Fascinated to hear of Enlive. I've been thinking about this concept for a few years and have hacked together something in PHP that shares some principles: templates are pure HTML, and you "fill" them by addressing content to a specific node in the document using CSS or XPath.
$t = new Template('yourfile.html');
$t->fill('#nav',$someMarkup);
$t->fill('#header',$otherMarkup);
I also experimented with throwing together some provisions for separating the content out into a "stylesheet" of sorts... well, "stylesheet" is the wrong word. I'm calling them content-addressing sheets (the project is called CAST, for content-addressed-style-templating). A CAS looks like you might expect:
.col #foot {
content: 'foot';
}
#content {
content: file_get_contents('pangolin.txt');
}
The values of content are assumed to be PHP expressions. There's some provision for setting up PHP that applies across selectors, too.

========================

__Problems to solve__
**a)** Answer these questions from the PHP templating comment:
(i) Which two ways does the comment name for addressing content to a specific node?
(ii) What does CAST stand for?
(iii) What are the values of content assumed to be?
**b)** Write the next few sentences of the PHP templating comment, picking up after its final sentence.
The rows that follow are separate material and have no connection to the PHP templating comment.

__Records shown__
========================

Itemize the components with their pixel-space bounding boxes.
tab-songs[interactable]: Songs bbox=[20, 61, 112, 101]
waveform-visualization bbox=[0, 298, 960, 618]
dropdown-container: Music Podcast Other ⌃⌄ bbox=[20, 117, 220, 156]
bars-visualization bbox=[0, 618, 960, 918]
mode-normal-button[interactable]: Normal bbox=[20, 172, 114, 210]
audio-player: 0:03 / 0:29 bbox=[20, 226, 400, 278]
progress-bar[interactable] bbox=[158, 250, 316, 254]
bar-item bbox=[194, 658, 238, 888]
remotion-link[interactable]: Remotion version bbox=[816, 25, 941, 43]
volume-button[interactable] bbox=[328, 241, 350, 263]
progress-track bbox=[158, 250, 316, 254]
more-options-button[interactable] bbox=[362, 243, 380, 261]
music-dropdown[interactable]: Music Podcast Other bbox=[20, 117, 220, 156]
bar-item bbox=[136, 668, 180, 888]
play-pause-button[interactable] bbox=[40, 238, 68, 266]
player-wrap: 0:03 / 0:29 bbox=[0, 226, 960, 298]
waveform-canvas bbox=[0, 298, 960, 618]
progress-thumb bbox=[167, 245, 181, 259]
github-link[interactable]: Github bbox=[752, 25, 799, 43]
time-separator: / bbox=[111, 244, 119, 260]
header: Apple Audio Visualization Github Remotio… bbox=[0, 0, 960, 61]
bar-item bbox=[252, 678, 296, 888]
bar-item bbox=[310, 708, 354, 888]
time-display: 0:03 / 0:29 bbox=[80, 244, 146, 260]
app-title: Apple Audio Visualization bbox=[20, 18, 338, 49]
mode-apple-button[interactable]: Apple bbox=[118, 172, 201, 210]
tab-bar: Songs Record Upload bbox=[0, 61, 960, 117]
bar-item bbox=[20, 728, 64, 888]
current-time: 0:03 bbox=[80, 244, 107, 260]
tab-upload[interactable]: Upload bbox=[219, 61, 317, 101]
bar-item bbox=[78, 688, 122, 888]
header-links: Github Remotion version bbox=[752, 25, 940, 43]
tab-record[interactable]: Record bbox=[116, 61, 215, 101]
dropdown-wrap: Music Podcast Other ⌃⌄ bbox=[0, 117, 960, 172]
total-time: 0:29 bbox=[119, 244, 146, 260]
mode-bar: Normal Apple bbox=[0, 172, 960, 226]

========================

__Results of the tasks__
**a)**
(i) CSS or XPath
(ii) Content-addressed-style-templating
(iii) PHP expressions

**b)**
Take a run of the cssfill.php
script that's in the tarball (best invocation is probably ./cssfill.php pangolin.cas pangolin.html
, you might have to change the path to your php interpreter inside cssfill.php), take a look at the output, compare with the input files.
If this post generates any enthusiasm for the idea in you, feel free to let me know. I've been wondering whether this was a crazy idea or whether it has a place, if it does, I'd be happy to turn it into a thoughtfully released open source project as opposed to a tarball randomly tossed onto the internet.